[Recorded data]
>> Start
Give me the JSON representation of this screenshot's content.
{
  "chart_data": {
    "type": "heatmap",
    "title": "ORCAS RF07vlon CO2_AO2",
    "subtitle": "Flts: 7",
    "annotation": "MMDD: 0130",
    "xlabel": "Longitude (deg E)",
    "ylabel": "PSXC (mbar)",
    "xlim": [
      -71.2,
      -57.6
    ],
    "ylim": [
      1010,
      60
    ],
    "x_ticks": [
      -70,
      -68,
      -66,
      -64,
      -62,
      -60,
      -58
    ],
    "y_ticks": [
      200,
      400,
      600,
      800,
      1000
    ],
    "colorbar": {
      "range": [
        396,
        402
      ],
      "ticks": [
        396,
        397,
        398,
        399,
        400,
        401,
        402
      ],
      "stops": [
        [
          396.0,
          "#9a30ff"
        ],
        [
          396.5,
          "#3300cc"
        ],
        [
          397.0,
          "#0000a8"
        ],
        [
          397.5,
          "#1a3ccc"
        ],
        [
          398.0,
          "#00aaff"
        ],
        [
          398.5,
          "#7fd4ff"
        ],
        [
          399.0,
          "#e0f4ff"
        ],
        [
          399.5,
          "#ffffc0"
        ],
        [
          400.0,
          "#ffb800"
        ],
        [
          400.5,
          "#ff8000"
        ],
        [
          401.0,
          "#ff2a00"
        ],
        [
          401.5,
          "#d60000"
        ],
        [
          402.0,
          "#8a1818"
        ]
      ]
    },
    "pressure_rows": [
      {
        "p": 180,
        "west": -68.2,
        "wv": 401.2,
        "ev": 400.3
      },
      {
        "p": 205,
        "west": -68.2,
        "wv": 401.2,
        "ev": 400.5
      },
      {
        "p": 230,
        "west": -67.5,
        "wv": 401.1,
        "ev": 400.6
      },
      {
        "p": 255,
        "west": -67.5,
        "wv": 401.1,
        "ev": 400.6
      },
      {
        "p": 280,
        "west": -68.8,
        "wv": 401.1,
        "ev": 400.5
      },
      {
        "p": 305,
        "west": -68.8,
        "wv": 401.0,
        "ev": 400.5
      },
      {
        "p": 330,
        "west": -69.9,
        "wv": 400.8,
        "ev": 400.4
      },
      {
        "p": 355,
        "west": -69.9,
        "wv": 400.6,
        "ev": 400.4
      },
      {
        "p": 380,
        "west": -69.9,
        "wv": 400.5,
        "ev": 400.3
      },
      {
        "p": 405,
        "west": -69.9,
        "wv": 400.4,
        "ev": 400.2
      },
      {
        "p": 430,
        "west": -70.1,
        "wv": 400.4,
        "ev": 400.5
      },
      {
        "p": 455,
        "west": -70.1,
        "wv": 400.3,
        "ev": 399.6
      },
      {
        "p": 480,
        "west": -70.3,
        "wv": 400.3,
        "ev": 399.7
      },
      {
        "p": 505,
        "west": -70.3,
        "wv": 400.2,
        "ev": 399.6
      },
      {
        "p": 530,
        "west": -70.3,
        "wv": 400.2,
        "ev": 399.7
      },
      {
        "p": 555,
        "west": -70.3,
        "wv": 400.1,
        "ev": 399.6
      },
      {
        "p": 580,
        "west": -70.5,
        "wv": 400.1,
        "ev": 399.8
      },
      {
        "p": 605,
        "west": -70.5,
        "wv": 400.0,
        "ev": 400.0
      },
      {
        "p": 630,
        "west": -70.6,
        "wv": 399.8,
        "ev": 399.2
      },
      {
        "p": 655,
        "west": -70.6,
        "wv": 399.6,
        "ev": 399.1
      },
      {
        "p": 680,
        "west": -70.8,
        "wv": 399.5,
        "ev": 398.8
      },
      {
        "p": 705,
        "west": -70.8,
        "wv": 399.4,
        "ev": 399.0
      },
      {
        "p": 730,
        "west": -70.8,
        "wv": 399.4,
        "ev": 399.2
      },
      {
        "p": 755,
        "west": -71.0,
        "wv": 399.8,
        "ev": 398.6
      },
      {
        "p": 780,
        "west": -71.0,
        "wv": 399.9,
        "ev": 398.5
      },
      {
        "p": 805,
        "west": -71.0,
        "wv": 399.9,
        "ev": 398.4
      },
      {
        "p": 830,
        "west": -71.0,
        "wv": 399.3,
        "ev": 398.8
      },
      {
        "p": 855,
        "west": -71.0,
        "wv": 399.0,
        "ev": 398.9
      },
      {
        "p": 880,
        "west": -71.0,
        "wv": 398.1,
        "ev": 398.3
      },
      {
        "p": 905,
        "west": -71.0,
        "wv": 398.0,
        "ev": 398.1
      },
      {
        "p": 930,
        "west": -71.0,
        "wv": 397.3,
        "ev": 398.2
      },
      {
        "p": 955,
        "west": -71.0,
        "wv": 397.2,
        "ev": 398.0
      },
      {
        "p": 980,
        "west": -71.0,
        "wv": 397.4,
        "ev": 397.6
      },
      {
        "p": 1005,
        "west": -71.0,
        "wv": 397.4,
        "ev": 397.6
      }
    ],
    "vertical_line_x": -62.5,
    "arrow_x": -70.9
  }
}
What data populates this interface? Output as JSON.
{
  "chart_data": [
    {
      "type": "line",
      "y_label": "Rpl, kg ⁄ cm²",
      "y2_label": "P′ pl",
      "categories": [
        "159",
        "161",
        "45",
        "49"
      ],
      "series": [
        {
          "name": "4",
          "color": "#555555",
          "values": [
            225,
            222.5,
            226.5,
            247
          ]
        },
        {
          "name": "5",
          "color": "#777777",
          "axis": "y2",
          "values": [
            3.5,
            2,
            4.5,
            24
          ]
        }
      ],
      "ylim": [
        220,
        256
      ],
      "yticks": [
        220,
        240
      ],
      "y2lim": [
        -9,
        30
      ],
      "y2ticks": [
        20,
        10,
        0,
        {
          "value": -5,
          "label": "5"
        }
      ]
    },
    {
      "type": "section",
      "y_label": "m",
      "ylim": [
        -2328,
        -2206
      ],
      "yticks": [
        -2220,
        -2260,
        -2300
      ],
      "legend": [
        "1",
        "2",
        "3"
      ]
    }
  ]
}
>> End
> Task to carry out:
Identify lines with the string "type". Copy each one.

> Answer for this exercise:
    "type": "heatmap",
      "type": "line",
      "type": "section",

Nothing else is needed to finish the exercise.